======== MATERIAL SHOWN ========

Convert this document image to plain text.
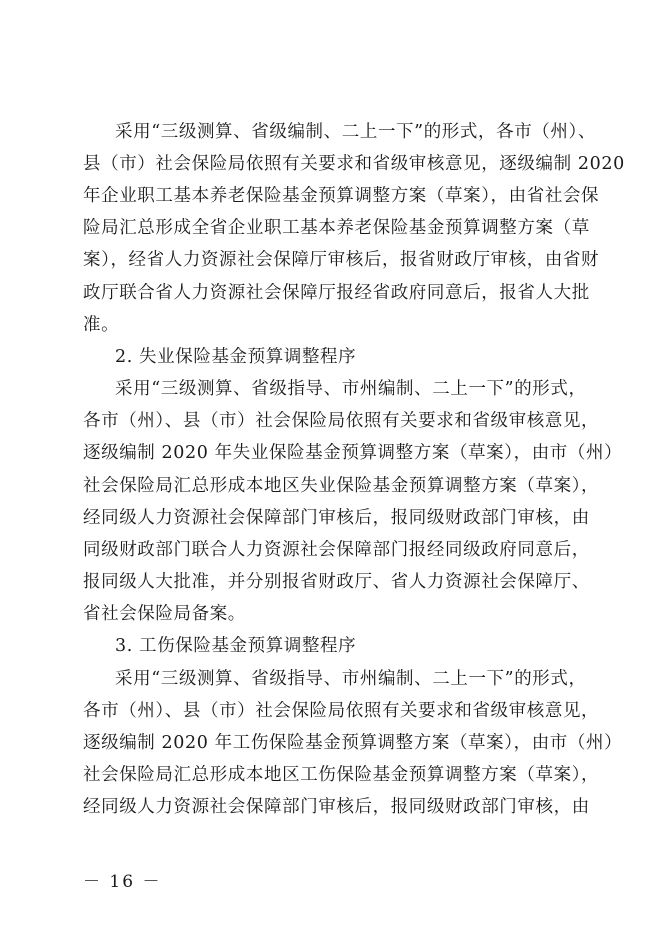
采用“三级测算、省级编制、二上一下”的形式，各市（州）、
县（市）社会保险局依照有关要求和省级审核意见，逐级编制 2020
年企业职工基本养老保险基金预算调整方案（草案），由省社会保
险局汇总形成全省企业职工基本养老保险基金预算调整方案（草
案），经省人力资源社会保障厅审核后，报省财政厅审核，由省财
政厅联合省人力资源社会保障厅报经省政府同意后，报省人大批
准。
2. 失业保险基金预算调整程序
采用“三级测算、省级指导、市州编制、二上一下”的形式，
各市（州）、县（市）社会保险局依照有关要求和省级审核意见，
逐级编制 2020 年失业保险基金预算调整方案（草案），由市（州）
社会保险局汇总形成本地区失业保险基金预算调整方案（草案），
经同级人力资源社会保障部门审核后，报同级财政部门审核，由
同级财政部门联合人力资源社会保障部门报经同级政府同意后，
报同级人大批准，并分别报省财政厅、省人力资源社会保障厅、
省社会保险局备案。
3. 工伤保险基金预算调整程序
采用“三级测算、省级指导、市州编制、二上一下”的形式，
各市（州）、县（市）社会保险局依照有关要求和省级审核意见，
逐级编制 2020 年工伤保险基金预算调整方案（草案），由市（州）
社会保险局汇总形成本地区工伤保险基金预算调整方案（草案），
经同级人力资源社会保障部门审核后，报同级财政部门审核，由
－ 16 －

========
======== MATERIAL SHOWN ========

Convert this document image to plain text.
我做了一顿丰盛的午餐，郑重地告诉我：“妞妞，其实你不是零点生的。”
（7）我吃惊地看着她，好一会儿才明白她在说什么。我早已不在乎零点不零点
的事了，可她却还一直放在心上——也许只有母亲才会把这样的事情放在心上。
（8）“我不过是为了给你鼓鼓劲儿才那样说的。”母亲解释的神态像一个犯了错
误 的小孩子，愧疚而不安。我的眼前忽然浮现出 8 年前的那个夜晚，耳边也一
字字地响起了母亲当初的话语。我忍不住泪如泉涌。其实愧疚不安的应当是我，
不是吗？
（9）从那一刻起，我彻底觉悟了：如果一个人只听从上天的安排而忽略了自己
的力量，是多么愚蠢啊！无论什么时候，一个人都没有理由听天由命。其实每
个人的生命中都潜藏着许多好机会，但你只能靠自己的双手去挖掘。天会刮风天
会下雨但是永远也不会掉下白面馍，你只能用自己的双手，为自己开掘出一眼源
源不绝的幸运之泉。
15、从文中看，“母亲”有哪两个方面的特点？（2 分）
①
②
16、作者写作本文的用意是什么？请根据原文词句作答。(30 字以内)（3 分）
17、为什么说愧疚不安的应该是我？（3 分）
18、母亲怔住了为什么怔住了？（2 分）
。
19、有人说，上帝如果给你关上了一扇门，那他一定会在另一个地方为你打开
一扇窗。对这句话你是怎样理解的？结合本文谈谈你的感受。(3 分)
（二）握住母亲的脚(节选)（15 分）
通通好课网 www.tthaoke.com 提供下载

========
======== MATERIAL SHOWN ========

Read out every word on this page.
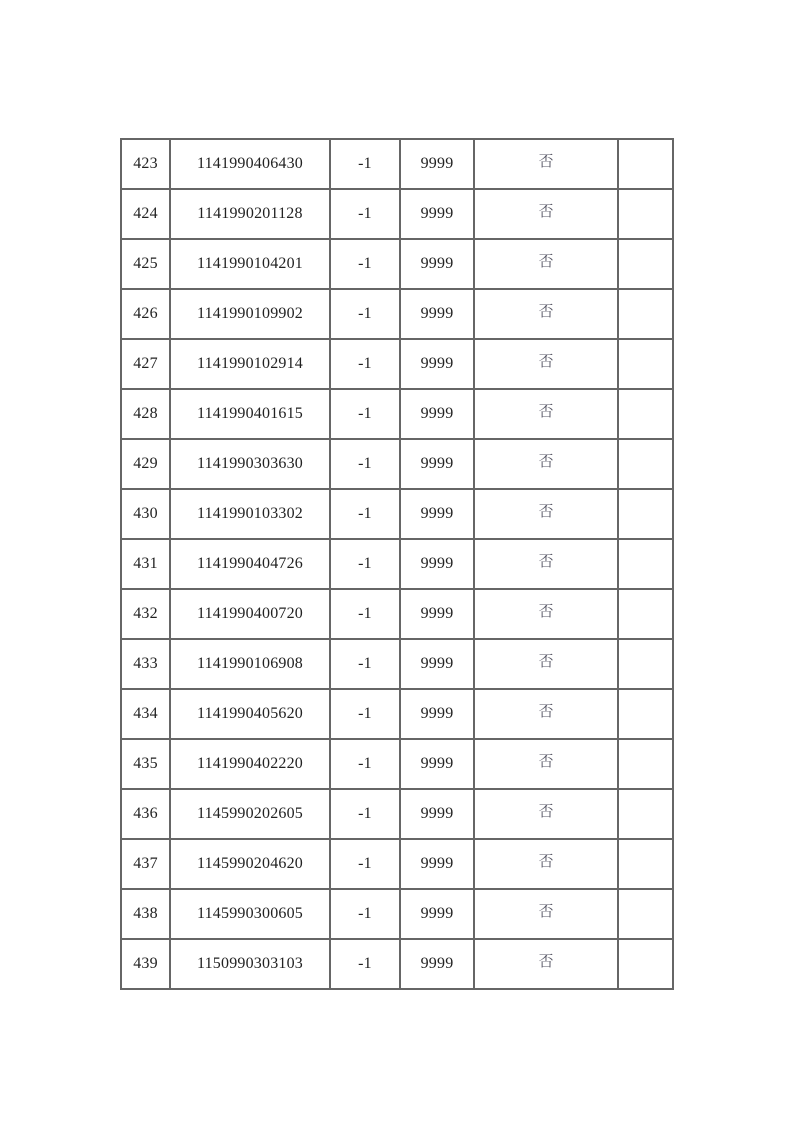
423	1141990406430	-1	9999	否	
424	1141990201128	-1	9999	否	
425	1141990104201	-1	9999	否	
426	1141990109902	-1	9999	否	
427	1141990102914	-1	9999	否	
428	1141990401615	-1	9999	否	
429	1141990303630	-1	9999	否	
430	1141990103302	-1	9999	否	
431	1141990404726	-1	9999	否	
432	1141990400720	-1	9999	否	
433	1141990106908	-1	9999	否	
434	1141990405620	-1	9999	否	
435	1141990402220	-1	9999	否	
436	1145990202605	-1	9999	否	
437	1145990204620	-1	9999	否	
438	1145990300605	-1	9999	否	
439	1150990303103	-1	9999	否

========

Pull every line containing "逐级编制" from the material above.

县（市）社会保险局依照有关要求和省级审核意见，逐级编制 2020
逐级编制 2020 年失业保险基金预算调整方案（草案），由市（州）
逐级编制 2020 年工伤保险基金预算调整方案（草案），由市（州）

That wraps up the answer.